▶ _Given problem_: Reproduce all the entries exactly.

=-=-=

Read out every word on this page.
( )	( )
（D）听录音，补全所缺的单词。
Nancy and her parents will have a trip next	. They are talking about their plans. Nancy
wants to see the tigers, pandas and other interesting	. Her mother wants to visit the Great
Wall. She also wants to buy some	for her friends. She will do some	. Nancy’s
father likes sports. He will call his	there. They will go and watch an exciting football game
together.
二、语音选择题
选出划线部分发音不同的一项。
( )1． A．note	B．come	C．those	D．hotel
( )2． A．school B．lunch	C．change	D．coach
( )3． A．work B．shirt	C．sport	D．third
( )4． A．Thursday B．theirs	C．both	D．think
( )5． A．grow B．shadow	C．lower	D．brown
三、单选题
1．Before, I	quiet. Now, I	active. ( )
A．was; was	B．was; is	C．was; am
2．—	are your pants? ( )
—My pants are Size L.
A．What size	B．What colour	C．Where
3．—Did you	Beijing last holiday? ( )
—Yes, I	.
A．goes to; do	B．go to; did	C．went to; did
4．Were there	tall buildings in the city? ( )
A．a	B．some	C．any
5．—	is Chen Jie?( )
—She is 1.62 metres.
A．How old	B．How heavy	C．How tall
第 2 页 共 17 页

=-=-=

▶ _Output of the exercise_:
Read out every word on this page.
( )	( )
（D）听录音，补全所缺的单词。
Nancy and her parents will have a trip next	. They are talking about their plans. Nancy
wants to see the tigers, pandas and other interesting	. Her mother wants to visit the Great
Wall. She also wants to buy some	for her friends. She will do some	. Nancy’s
father likes sports. He will call his	there. They will go and watch an exciting football game
together.
二、语音选择题
选出划线部分发音不同的一项。
( )1． A．note	B．come	C．those	D．hotel
( )2． A．school B．lunch	C．change	D．coach
( )3． A．work B．shirt	C．sport	D．third
( )4． A．Thursday B．theirs	C．both	D．think
( )5． A．grow B．shadow	C．lower	D．brown
三、单选题
1．Before, I	quiet. Now, I	active. ( )
A．was; was	B．was; is	C．was; am
2．—	are your pants? ( )
—My pants are Size L.
A．What size	B．What colour	C．Where
3．—Did you	Beijing last holiday? ( )
—Yes, I	.
A．goes to; do	B．go to; did	C．went to; did
4．Were there	tall buildings in the city? ( )
A．a	B．some	C．any
5．—	is Chen Jie?( )
—She is 1.62 metres.
A．How old	B．How heavy	C．How tall
第 2 页 共 17 页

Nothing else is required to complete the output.